Given instruction:
Repeat each record exactly as written, and drop any images.

Stored data:
+++

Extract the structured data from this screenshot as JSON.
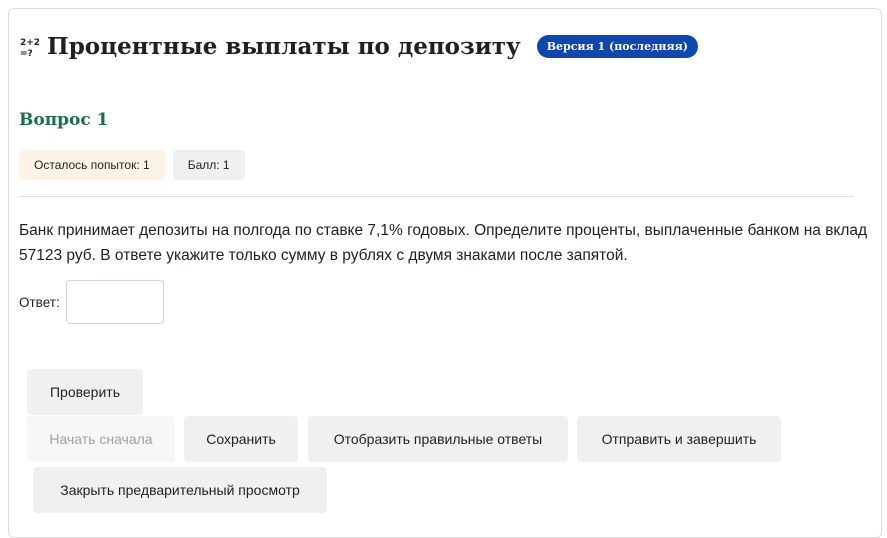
{
  "header": {
    "title": "Процентные выплаты по депозиту",
    "icon": "calculator-icon",
    "version_badge": "Версия 1 (последняя)"
  },
  "question": {
    "title": "Вопрос 1",
    "attempts": "Осталось попыток: 1",
    "score": "Балл: 1",
    "text": "Банк принимает депозиты на полгода по ставке 7,1% годовых. Определите проценты, выплаченные банком на вклад 57123 руб. В ответе укажите только сумму в рублях с двумя знаками после запятой.",
    "answer_label": "Ответ:",
    "answer_value": ""
  },
  "buttons": {
    "check": "Проверить",
    "restart": "Начать сначала",
    "save": "Сохранить",
    "show_answers": "Отобразить правильные ответы",
    "submit": "Отправить и завершить",
    "close_preview": "Закрыть предварительный просмотр"
  },
  "colors": {
    "badge": "#0f47ad",
    "question_title": "#1a7048",
    "attempts_bg": "#fcf3e4",
    "button_bg": "#f0f0f0"
  }
}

+++

Completed task:
Extract the structured data from this screenshot as JSON.
{
  "header": {
    "title": "Процентные выплаты по депозиту",
    "icon": "calculator-icon",
    "version_badge": "Версия 1 (последняя)"
  },
  "question": {
    "title": "Вопрос 1",
    "attempts": "Осталось попыток: 1",
    "score": "Балл: 1",
    "text": "Банк принимает депозиты на полгода по ставке 7,1% годовых. Определите проценты, выплаченные банком на вклад 57123 руб. В ответе укажите только сумму в рублях с двумя знаками после запятой.",
    "answer_label": "Ответ:",
    "answer_value": ""
  },
  "buttons": {
    "check": "Проверить",
    "restart": "Начать сначала",
    "save": "Сохранить",
    "show_answers": "Отобразить правильные ответы",
    "submit": "Отправить и завершить",
    "close_preview": "Закрыть предварительный просмотр"
  },
  "colors": {
    "badge": "#0f47ad",
    "question_title": "#1a7048",
    "attempts_bg": "#fcf3e4",
    "button_bg": "#f0f0f0"
  }
}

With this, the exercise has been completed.